Document source
Avec ce projet de loi de finances, l’objectif, annoncé par le Président de la République en 2017, de porter à 0,55 % la part de notre revenu national brut consacrée à l’aide publique au développement est atteint. Nous avions entériné cet objectif l’an dernier, au travers de la loi du 4 août 2021 ; nous saluons donc le respect de cet engagement. La cible de 0,7 % du RNB, fixée depuis 1970 par l’ONU, sera quant à elle repoussée de 2025 à 2030 en raison de la crise économique actuelle.
Néanmoins, dans ce contexte, nous ne pouvons que saluer la forte augmentation des crédits dédiés à l’aide humanitaire et, tout particulièrement, de ceux d’entre eux qui sont alloués au Fonds d’urgence humanitaire. Ces crédits vont permettre une action approfondie dans les trois zones de l’Afrique du Nord, du Moyen-Orient et du Sahel. En tant que président du groupe interparlementaire d’amitié France-Afghanistan et que membre du groupe France-Ukraine, je ne peux que souscrire à la création d’enveloppes dédiées à ces deux pays qui se trouvent dans des situations extrêmement difficiles.

Données fournies
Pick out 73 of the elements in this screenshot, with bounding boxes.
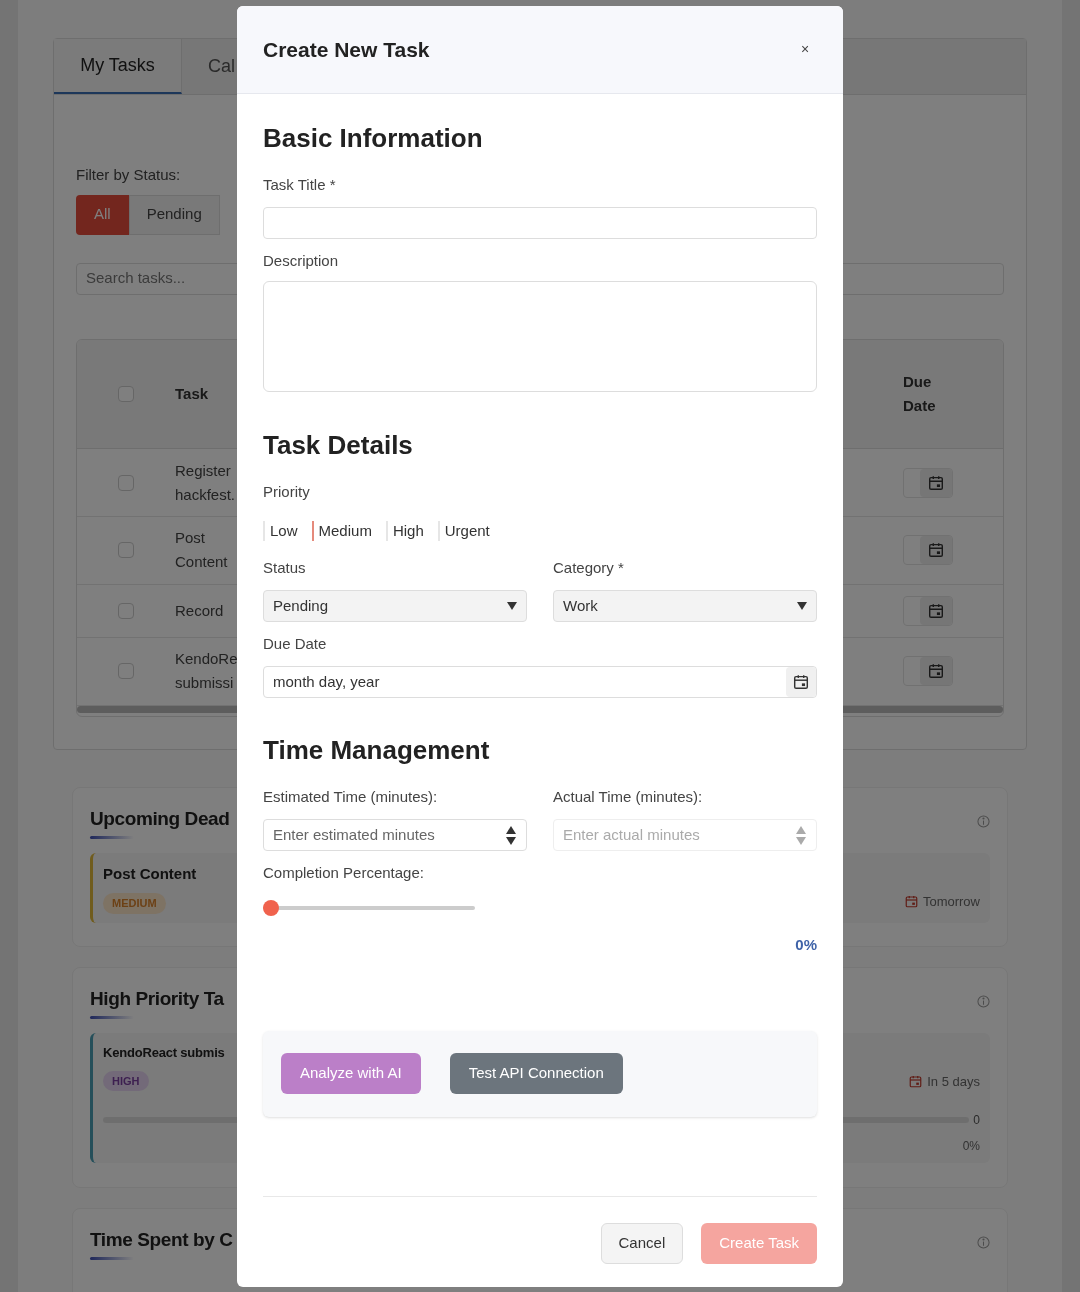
table-cell-text: Register hackfest. <box>175 460 237 505</box>
spin-down-icon[interactable] <box>506 836 516 845</box>
table-cell-text: Record <box>175 600 225 621</box>
column-header: Due Date <box>903 371 937 416</box>
due-text: Tomorrow <box>922 892 980 911</box>
caret-down-icon[interactable] <box>507 602 517 610</box>
calendar-icon <box>903 893 919 909</box>
field-label: Due Date <box>263 635 328 653</box>
calendar-icon <box>927 541 945 560</box>
completion-reading: 0% <box>795 935 817 955</box>
spin-up-icon[interactable] <box>506 825 516 834</box>
info-icon[interactable] <box>977 995 990 1008</box>
task-title: KendoReact submis <box>103 1044 225 1062</box>
field-label: Estimated Time (minutes): <box>263 788 439 806</box>
checkbox[interactable] <box>118 663 134 680</box>
date-picker-button[interactable] <box>903 535 953 566</box>
field-label: Actual Time (minutes): <box>553 788 704 806</box>
date-picker-button[interactable] <box>903 595 953 626</box>
filter-button[interactable]: Pending <box>128 194 220 235</box>
title-field[interactable] <box>263 207 817 239</box>
checkbox[interactable] <box>118 385 134 402</box>
calendar-icon <box>927 662 945 681</box>
section-heading: Basic Information <box>263 122 484 154</box>
calendar-icon <box>792 673 810 691</box>
priority-tag: HIGH <box>103 1070 149 1091</box>
dropdown[interactable]: Work <box>553 590 817 622</box>
calendar-icon <box>908 1073 924 1089</box>
section-heading: Task Details <box>263 429 414 461</box>
dropdown[interactable]: Pending <box>263 590 527 622</box>
card-title: Upcoming Dead <box>90 807 230 831</box>
dialog-title: Create New Task <box>263 36 430 63</box>
priority-option[interactable]: Urgent <box>437 521 490 541</box>
date-picker-button[interactable] <box>786 667 816 697</box>
info-icon[interactable] <box>977 1236 990 1249</box>
close-button[interactable]: × <box>793 37 817 62</box>
info-icon[interactable] <box>977 815 990 828</box>
date-picker-button[interactable] <box>903 656 953 687</box>
card-title: Time Spent by C <box>90 1228 233 1252</box>
slider[interactable] <box>263 900 475 916</box>
field-label: Description <box>263 252 340 270</box>
checkbox[interactable] <box>118 474 134 491</box>
table-cell-text: Post Content <box>175 528 229 573</box>
tab[interactable]: My Tasks <box>54 39 182 94</box>
due-text: In 5 days <box>927 1072 980 1091</box>
field-label: Task Title * <box>263 176 337 194</box>
table-cell-text: KendoRe submissi <box>175 649 239 694</box>
checkbox[interactable] <box>118 602 134 619</box>
card-title: High Priority Ta <box>90 987 224 1011</box>
calendar-icon <box>927 601 945 620</box>
caret-down-icon[interactable] <box>797 602 807 610</box>
cancel-button[interactable]: Cancel <box>600 1222 684 1264</box>
section-heading: Time Management <box>263 734 491 766</box>
slider-thumb[interactable] <box>263 900 279 916</box>
filter-label: Filter by Status: <box>76 165 181 185</box>
priority-option[interactable]: High <box>385 521 424 541</box>
priority-option[interactable]: Medium <box>311 521 372 541</box>
test-connection-button[interactable]: Test API Connection <box>449 1053 623 1094</box>
field-label: Completion Percentage: <box>263 864 425 882</box>
field-label: Priority <box>263 483 311 501</box>
progress-count: 0 <box>973 1112 980 1129</box>
calendar-icon <box>927 473 945 492</box>
progress-percent: 0% <box>962 1138 980 1155</box>
description-field[interactable] <box>263 281 817 392</box>
column-header: Task <box>175 383 209 404</box>
field-label: Status <box>263 559 307 577</box>
number-field[interactable]: Enter estimated minutes <box>263 819 527 851</box>
checkbox[interactable] <box>118 542 134 559</box>
date-field[interactable]: month day, year <box>263 666 817 698</box>
priority-option[interactable]: Low <box>263 521 298 541</box>
priority-tag: MEDIUM <box>103 893 166 914</box>
field-label: Category * <box>553 559 625 577</box>
date-picker-button[interactable] <box>903 467 953 498</box>
task-title: Post Content <box>103 863 197 884</box>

Exercice
Recopiez en entier le texte sur l'aide publique au développement, mot pour mot et sans aucune modification.

Corrigé ci-dessous
Avec ce projet de loi de finances, l’objectif, annoncé par le Président de la République en 2017, de porter à 0,55 % la part de notre revenu national brut consacrée à l’aide publique au développement est atteint. Nous avions entériné cet objectif l’an dernier, au travers de la loi du 4 août 2021 ; nous saluons donc le respect de cet engagement. La cible de 0,7 % du RNB, fixée depuis 1970 par l’ONU, sera quant à elle repoussée de 2025 à 2030 en raison de la crise économique actuelle.
Néanmoins, dans ce contexte, nous ne pouvons que saluer la forte augmentation des crédits dédiés à l’aide humanitaire et, tout particulièrement, de ceux d’entre eux qui sont alloués au Fonds d’urgence humanitaire. Ces crédits vont permettre une action approfondie dans les trois zones de l’Afrique du Nord, du Moyen-Orient et du Sahel. En tant que président du groupe interparlementaire d’amitié France-Afghanistan et que membre du groupe France-Ukraine, je ne peux que souscrire à la création d’enveloppes dédiées à ces deux pays qui se trouvent dans des situations extrêmement difficiles.